┏━━
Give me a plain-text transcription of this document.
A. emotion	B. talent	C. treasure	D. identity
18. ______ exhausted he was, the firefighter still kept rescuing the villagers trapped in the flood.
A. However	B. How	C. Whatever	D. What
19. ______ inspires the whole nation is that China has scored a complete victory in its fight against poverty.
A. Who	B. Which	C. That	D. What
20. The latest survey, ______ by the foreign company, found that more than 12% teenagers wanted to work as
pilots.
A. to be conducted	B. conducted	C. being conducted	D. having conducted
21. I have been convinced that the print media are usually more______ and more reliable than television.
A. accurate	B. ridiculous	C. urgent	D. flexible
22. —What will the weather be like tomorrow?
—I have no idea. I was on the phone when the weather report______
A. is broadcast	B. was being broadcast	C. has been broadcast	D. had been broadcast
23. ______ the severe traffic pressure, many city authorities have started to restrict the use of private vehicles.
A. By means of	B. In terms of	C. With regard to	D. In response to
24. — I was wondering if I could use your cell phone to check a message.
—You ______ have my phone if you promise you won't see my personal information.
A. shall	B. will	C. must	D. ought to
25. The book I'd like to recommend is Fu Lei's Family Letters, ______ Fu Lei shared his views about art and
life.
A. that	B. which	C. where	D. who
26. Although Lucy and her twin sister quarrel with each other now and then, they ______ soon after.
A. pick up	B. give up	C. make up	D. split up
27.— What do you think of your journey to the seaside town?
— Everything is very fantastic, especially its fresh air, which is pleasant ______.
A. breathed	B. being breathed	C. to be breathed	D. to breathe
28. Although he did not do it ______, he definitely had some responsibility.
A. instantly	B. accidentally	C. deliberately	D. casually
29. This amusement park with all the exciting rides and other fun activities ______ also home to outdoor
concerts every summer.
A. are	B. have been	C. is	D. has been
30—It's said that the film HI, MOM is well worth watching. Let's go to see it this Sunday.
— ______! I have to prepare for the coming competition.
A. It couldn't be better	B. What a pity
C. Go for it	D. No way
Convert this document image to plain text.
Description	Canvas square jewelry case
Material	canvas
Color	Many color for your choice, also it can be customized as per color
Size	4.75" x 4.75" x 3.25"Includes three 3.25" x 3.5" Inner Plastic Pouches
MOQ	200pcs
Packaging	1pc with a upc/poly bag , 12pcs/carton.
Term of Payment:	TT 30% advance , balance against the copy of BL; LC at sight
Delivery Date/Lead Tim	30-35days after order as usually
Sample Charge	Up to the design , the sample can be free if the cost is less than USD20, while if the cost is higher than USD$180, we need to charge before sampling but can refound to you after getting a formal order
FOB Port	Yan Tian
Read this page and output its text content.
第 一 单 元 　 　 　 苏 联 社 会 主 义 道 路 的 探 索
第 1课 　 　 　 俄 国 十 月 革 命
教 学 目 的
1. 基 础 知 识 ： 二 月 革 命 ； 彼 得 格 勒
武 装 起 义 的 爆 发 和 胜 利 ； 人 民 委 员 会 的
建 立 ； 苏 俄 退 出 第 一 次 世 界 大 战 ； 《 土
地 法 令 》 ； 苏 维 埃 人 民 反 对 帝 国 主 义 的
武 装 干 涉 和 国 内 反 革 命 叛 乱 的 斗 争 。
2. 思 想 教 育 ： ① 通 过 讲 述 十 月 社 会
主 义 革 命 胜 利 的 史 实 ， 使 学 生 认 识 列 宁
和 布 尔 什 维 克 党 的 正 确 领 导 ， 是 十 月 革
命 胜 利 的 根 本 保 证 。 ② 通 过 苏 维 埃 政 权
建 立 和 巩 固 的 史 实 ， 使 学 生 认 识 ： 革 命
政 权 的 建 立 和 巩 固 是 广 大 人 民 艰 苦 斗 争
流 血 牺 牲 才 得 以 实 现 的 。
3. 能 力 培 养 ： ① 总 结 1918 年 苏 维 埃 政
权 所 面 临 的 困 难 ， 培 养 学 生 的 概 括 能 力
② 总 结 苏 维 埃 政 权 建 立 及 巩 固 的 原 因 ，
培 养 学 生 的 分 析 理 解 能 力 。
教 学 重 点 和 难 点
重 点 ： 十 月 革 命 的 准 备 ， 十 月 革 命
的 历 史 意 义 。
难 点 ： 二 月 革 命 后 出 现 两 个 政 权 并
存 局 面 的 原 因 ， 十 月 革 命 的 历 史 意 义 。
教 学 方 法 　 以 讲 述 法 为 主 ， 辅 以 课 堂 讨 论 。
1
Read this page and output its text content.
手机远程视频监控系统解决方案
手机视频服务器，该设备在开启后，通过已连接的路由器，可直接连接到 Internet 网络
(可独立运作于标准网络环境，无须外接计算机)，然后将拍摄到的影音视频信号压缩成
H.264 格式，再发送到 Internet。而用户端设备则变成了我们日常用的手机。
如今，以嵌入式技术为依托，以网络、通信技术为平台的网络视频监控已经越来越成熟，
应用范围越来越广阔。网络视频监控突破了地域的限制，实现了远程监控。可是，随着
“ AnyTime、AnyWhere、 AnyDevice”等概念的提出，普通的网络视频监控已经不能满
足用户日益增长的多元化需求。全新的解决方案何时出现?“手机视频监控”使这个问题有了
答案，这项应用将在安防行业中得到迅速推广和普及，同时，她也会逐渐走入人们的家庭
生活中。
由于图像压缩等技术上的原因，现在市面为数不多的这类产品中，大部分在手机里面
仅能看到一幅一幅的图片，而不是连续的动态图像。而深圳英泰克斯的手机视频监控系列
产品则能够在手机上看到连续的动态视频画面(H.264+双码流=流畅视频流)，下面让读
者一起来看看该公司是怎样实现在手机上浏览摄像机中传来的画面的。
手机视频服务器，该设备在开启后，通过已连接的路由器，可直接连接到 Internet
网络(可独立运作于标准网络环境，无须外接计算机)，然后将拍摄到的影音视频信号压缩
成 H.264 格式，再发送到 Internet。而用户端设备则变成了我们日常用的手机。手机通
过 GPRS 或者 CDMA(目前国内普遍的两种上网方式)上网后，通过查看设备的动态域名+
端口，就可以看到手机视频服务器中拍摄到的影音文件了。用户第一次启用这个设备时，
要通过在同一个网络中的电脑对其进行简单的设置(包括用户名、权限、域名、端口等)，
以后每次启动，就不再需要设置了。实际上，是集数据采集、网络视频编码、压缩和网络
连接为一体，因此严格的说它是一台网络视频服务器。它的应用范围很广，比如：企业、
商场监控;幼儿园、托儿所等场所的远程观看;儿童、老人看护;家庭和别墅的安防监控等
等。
┗━━
The task: Give the entries once more, exactly as they appear.

Worked answer:
Give me a plain-text transcription of this document.
A. emotion	B. talent	C. treasure	D. identity
18. ______ exhausted he was, the firefighter still kept rescuing the villagers trapped in the flood.
A. However	B. How	C. Whatever	D. What
19. ______ inspires the whole nation is that China has scored a complete victory in its fight against poverty.
A. Who	B. Which	C. That	D. What
20. The latest survey, ______ by the foreign company, found that more than 12% teenagers wanted to work as
pilots.
A. to be conducted	B. conducted	C. being conducted	D. having conducted
21. I have been convinced that the print media are usually more______ and more reliable than television.
A. accurate	B. ridiculous	C. urgent	D. flexible
22. —What will the weather be like tomorrow?
—I have no idea. I was on the phone when the weather report______
A. is broadcast	B. was being broadcast	C. has been broadcast	D. had been broadcast
23. ______ the severe traffic pressure, many city authorities have started to restrict the use of private vehicles.
A. By means of	B. In terms of	C. With regard to	D. In response to
24. — I was wondering if I could use your cell phone to check a message.
—You ______ have my phone if you promise you won't see my personal information.
A. shall	B. will	C. must	D. ought to
25. The book I'd like to recommend is Fu Lei's Family Letters, ______ Fu Lei shared his views about art and
life.
A. that	B. which	C. where	D. who
26. Although Lucy and her twin sister quarrel with each other now and then, they ______ soon after.
A. pick up	B. give up	C. make up	D. split up
27.— What do you think of your journey to the seaside town?
— Everything is very fantastic, especially its fresh air, which is pleasant ______.
A. breathed	B. being breathed	C. to be breathed	D. to breathe
28. Although he did not do it ______, he definitely had some responsibility.
A. instantly	B. accidentally	C. deliberately	D. casually
29. This amusement park with all the exciting rides and other fun activities ______ also home to outdoor
concerts every summer.
A. are	B. have been	C. is	D. has been
30—It's said that the film HI, MOM is well worth watching. Let's go to see it this Sunday.
— ______! I have to prepare for the coming competition.
A. It couldn't be better	B. What a pity
C. Go for it	D. No way
Convert this document image to plain text.
Description	Canvas square jewelry case
Material	canvas
Color	Many color for your choice, also it can be customized as per color
Size	4.75" x 4.75" x 3.25"Includes three 3.25" x 3.5" Inner Plastic Pouches
MOQ	200pcs
Packaging	1pc with a upc/poly bag , 12pcs/carton.
Term of Payment:	TT 30% advance , balance against the copy of BL; LC at sight
Delivery Date/Lead Tim	30-35days after order as usually
Sample Charge	Up to the design , the sample can be free if the cost is less than USD20, while if the cost is higher than USD$180, we need to charge before sampling but can refound to you after getting a formal order
FOB Port	Yan Tian
Read this page and output its text content.
第 一 单 元 　 　 　 苏 联 社 会 主 义 道 路 的 探 索
第 1课 　 　 　 俄 国 十 月 革 命
教 学 目 的
1. 基 础 知 识 ： 二 月 革 命 ； 彼 得 格 勒
武 装 起 义 的 爆 发 和 胜 利 ； 人 民 委 员 会 的
建 立 ； 苏 俄 退 出 第 一 次 世 界 大 战 ； 《 土
地 法 令 》 ； 苏 维 埃 人 民 反 对 帝 国 主 义 的
武 装 干 涉 和 国 内 反 革 命 叛 乱 的 斗 争 。
2. 思 想 教 育 ： ① 通 过 讲 述 十 月 社 会
主 义 革 命 胜 利 的 史 实 ， 使 学 生 认 识 列 宁
和 布 尔 什 维 克 党 的 正 确 领 导 ， 是 十 月 革
命 胜 利 的 根 本 保 证 。 ② 通 过 苏 维 埃 政 权
建 立 和 巩 固 的 史 实 ， 使 学 生 认 识 ： 革 命
政 权 的 建 立 和 巩 固 是 广 大 人 民 艰 苦 斗 争
流 血 牺 牲 才 得 以 实 现 的 。
3. 能 力 培 养 ： ① 总 结 1918 年 苏 维 埃 政
权 所 面 临 的 困 难 ， 培 养 学 生 的 概 括 能 力
② 总 结 苏 维 埃 政 权 建 立 及 巩 固 的 原 因 ，
培 养 学 生 的 分 析 理 解 能 力 。
教 学 重 点 和 难 点
重 点 ： 十 月 革 命 的 准 备 ， 十 月 革 命
的 历 史 意 义 。
难 点 ： 二 月 革 命 后 出 现 两 个 政 权 并
存 局 面 的 原 因 ， 十 月 革 命 的 历 史 意 义 。
教 学 方 法 　 以 讲 述 法 为 主 ， 辅 以 课 堂 讨 论 。
1
Read this page and output its text content.
手机远程视频监控系统解决方案
手机视频服务器，该设备在开启后，通过已连接的路由器，可直接连接到 Internet 网络
(可独立运作于标准网络环境，无须外接计算机)，然后将拍摄到的影音视频信号压缩成
H.264 格式，再发送到 Internet。而用户端设备则变成了我们日常用的手机。
如今，以嵌入式技术为依托，以网络、通信技术为平台的网络视频监控已经越来越成熟，
应用范围越来越广阔。网络视频监控突破了地域的限制，实现了远程监控。可是，随着
“ AnyTime、AnyWhere、 AnyDevice”等概念的提出，普通的网络视频监控已经不能满
足用户日益增长的多元化需求。全新的解决方案何时出现?“手机视频监控”使这个问题有了
答案，这项应用将在安防行业中得到迅速推广和普及，同时，她也会逐渐走入人们的家庭
生活中。
由于图像压缩等技术上的原因，现在市面为数不多的这类产品中，大部分在手机里面
仅能看到一幅一幅的图片，而不是连续的动态图像。而深圳英泰克斯的手机视频监控系列
产品则能够在手机上看到连续的动态视频画面(H.264+双码流=流畅视频流)，下面让读
者一起来看看该公司是怎样实现在手机上浏览摄像机中传来的画面的。
手机视频服务器，该设备在开启后，通过已连接的路由器，可直接连接到 Internet
网络(可独立运作于标准网络环境，无须外接计算机)，然后将拍摄到的影音视频信号压缩
成 H.264 格式，再发送到 Internet。而用户端设备则变成了我们日常用的手机。手机通
过 GPRS 或者 CDMA(目前国内普遍的两种上网方式)上网后，通过查看设备的动态域名+
端口，就可以看到手机视频服务器中拍摄到的影音文件了。用户第一次启用这个设备时，
要通过在同一个网络中的电脑对其进行简单的设置(包括用户名、权限、域名、端口等)，
以后每次启动，就不再需要设置了。实际上，是集数据采集、网络视频编码、压缩和网络
连接为一体，因此严格的说它是一台网络视频服务器。它的应用范围很广，比如：企业、
商场监控;幼儿园、托儿所等场所的远程观看;儿童、老人看护;家庭和别墅的安防监控等
等。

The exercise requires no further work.